Among the entries, which lines carry the string "diseño"? Copy each of them.

**RECORDS:**
▼
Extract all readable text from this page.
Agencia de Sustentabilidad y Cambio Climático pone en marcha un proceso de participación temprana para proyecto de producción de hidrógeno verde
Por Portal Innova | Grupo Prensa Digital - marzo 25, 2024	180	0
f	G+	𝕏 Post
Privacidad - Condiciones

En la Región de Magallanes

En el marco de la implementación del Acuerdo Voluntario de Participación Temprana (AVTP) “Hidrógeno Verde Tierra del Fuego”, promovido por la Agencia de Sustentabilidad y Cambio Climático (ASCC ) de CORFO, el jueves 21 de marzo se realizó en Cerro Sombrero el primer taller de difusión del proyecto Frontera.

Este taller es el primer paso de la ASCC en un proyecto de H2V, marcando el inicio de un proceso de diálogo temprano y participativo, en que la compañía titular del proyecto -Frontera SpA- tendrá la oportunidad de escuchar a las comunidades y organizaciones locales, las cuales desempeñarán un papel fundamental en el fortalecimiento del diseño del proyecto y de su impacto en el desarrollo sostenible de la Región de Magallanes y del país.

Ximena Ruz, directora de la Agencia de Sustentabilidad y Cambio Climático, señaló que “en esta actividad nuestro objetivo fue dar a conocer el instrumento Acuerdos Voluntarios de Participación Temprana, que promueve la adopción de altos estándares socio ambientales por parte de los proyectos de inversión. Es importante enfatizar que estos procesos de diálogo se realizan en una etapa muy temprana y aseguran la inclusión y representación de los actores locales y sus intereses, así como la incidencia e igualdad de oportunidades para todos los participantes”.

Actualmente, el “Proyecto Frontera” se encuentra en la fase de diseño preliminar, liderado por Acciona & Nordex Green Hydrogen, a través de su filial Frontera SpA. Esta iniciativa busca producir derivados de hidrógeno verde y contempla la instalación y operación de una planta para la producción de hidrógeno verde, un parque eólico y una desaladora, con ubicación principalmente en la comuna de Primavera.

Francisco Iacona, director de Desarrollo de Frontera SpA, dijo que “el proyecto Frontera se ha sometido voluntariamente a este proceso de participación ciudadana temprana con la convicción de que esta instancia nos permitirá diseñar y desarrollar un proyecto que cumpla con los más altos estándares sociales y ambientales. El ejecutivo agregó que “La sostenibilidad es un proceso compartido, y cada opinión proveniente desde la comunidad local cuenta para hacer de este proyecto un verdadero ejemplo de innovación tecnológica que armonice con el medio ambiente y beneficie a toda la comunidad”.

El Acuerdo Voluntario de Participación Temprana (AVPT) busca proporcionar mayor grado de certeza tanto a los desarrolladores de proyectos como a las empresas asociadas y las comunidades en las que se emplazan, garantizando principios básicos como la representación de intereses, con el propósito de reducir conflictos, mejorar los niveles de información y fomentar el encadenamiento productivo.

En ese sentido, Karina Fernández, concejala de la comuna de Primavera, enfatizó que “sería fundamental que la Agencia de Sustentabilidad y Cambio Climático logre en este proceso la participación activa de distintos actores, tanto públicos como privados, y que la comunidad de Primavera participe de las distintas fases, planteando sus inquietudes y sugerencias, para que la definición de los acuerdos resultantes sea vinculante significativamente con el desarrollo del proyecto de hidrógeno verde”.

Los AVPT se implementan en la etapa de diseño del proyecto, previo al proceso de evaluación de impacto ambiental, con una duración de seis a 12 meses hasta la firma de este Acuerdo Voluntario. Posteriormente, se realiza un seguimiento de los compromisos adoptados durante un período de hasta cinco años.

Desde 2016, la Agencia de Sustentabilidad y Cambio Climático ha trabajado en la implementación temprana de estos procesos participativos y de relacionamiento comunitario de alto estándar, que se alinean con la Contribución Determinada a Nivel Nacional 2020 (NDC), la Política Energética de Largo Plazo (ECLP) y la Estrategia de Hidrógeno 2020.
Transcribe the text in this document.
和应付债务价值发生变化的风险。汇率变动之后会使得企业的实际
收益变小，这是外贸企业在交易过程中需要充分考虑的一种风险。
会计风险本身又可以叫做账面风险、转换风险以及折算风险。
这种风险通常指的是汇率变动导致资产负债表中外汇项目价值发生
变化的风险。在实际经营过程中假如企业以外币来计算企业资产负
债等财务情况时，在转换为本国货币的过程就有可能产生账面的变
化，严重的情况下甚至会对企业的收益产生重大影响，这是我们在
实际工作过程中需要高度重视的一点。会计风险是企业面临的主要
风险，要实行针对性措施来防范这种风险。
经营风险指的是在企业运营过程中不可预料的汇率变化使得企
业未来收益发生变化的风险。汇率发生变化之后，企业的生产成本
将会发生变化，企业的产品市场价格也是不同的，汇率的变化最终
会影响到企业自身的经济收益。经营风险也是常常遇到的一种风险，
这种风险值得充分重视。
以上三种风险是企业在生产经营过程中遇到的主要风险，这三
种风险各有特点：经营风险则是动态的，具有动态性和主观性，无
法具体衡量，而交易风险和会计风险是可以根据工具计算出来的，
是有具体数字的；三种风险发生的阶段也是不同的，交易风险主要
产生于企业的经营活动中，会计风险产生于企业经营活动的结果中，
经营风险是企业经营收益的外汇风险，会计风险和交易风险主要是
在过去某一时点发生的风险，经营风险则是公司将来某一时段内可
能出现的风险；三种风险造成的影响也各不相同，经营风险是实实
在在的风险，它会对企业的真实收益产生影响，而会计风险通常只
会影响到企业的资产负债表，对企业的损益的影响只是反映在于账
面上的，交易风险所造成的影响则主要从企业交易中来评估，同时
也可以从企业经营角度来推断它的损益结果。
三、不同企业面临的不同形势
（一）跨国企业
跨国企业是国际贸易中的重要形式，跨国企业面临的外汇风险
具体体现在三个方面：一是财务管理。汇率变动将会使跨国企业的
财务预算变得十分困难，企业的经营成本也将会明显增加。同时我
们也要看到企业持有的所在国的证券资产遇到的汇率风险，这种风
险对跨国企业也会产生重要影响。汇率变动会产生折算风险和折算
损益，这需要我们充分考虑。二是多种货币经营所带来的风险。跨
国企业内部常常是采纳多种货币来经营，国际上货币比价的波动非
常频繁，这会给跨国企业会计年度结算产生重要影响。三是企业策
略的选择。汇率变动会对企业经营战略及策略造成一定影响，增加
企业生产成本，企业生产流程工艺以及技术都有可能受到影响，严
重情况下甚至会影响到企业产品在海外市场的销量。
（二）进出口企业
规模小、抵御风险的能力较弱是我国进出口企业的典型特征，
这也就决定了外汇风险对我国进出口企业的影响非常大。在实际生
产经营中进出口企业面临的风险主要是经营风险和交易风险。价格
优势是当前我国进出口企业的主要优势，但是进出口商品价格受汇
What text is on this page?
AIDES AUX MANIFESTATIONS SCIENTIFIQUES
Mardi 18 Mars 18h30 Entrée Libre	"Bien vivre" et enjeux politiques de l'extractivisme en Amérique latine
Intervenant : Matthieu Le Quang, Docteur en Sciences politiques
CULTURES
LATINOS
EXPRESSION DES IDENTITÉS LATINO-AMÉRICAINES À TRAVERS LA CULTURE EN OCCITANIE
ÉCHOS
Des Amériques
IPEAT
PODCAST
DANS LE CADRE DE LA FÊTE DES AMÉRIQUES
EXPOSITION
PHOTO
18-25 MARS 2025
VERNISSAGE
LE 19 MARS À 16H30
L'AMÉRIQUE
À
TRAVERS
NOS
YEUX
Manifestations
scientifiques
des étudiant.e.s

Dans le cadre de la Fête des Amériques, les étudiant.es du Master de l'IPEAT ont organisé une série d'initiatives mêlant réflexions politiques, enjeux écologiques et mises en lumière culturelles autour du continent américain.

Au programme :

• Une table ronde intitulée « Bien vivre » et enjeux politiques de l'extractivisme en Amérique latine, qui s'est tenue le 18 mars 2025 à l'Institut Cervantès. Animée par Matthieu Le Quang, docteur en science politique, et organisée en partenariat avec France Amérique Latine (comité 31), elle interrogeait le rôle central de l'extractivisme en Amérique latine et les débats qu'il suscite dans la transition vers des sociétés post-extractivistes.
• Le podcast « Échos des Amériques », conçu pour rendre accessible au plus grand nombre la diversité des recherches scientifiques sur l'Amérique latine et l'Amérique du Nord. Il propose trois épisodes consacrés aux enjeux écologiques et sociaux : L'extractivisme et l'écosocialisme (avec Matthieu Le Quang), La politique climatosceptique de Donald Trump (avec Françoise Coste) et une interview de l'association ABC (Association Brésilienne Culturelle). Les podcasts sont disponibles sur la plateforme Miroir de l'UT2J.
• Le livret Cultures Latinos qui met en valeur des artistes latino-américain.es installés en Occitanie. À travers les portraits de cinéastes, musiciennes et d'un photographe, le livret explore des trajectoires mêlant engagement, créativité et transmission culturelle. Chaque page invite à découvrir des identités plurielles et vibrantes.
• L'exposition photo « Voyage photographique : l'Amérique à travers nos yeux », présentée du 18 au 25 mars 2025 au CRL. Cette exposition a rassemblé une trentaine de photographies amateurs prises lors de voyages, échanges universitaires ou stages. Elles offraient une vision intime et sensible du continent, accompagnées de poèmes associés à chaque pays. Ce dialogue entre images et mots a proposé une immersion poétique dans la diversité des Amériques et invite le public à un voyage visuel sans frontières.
▲
**RESPONSE TO THIS EXERCISE:**
Este taller es el primer paso de la ASCC en un proyecto de H2V, marcando el inicio de un proceso de diálogo temprano y participativo, en que la compañía titular del proyecto -Frontera SpA- tendrá la oportunidad de escuchar a las comunidades y organizaciones locales, las cuales desempeñarán un papel fundamental en el fortalecimiento del diseño del proyecto y de su impacto en el desarrollo sostenible de la Región de Magallanes y del país.
Actualmente, el “Proyecto Frontera” se encuentra en la fase de diseño preliminar, liderado por Acciona & Nordex Green Hydrogen, a través de su filial Frontera SpA. Esta iniciativa busca producir derivados de hidrógeno verde y contempla la instalación y operación de una planta para la producción de hidrógeno verde, un parque eólico y una desaladora, con ubicación principalmente en la comuna de Primavera.
Los AVPT se implementan en la etapa de diseño del proyecto, previo al proceso de evaluación de impacto ambiental, con una duración de seis a 12 meses hasta la firma de este Acuerdo Voluntario. Posteriormente, se realiza un seguimiento de los compromisos adoptados durante un período de hasta cinco años.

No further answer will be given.